Short task ::
Print the listing, without changes, from its first line through the line containing "legend-item-2022: 2022 —", including both of those lines.
((
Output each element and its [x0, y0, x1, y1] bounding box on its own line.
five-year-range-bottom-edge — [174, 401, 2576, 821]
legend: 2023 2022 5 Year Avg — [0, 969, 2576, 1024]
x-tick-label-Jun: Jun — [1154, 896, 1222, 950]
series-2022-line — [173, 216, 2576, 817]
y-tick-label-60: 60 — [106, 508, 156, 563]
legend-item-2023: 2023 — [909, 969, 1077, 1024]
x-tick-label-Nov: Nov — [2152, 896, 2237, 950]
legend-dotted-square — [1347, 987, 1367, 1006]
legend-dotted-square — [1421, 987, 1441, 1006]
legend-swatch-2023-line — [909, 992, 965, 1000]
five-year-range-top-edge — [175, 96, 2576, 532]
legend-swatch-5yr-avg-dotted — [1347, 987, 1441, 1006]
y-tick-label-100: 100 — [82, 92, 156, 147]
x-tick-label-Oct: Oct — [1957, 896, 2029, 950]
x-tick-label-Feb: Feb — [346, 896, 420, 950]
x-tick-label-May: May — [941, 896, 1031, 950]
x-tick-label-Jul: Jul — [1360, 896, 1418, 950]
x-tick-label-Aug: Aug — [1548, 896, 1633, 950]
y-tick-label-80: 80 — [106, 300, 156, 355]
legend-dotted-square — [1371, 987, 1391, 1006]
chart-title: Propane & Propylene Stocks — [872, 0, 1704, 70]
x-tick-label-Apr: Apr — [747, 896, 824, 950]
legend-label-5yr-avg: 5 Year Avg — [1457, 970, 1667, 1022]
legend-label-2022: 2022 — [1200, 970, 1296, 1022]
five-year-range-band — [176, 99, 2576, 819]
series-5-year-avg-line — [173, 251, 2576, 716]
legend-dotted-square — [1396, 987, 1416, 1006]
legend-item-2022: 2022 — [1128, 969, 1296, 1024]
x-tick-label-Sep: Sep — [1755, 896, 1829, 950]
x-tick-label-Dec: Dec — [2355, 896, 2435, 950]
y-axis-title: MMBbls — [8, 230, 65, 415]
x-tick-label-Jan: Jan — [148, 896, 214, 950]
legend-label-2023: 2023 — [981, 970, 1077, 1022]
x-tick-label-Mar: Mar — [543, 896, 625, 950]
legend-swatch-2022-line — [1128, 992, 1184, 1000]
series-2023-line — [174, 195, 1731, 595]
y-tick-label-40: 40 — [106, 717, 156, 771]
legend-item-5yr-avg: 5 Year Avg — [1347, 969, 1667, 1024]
))
Answer for the task ::
Output each element and its [x0, y0, x1, y1] bounding box on its own line.
five-year-range-bottom-edge — [174, 401, 2576, 821]
legend: 2023 2022 5 Year Avg — [0, 969, 2576, 1024]
x-tick-label-Jun: Jun — [1154, 896, 1222, 950]
series-2022-line — [173, 216, 2576, 817]
y-tick-label-60: 60 — [106, 508, 156, 563]
legend-item-2023: 2023 — [909, 969, 1077, 1024]
x-tick-label-Nov: Nov — [2152, 896, 2237, 950]
legend-dotted-square — [1347, 987, 1367, 1006]
legend-dotted-square — [1421, 987, 1441, 1006]
legend-swatch-2023-line — [909, 992, 965, 1000]
five-year-range-top-edge — [175, 96, 2576, 532]
legend-swatch-5yr-avg-dotted — [1347, 987, 1441, 1006]
y-tick-label-100: 100 — [82, 92, 156, 147]
x-tick-label-Oct: Oct — [1957, 896, 2029, 950]
x-tick-label-Feb: Feb — [346, 896, 420, 950]
x-tick-label-May: May — [941, 896, 1031, 950]
x-tick-label-Jul: Jul — [1360, 896, 1418, 950]
x-tick-label-Aug: Aug — [1548, 896, 1633, 950]
y-tick-label-80: 80 — [106, 300, 156, 355]
legend-dotted-square — [1371, 987, 1391, 1006]
chart-title: Propane & Propylene Stocks — [872, 0, 1704, 70]
x-tick-label-Apr: Apr — [747, 896, 824, 950]
legend-label-5yr-avg: 5 Year Avg — [1457, 970, 1667, 1022]
legend-label-2022: 2022 — [1200, 970, 1296, 1022]
five-year-range-band — [176, 99, 2576, 819]
series-5-year-avg-line — [173, 251, 2576, 716]
legend-dotted-square — [1396, 987, 1416, 1006]
legend-item-2022: 2022 — [1128, 969, 1296, 1024]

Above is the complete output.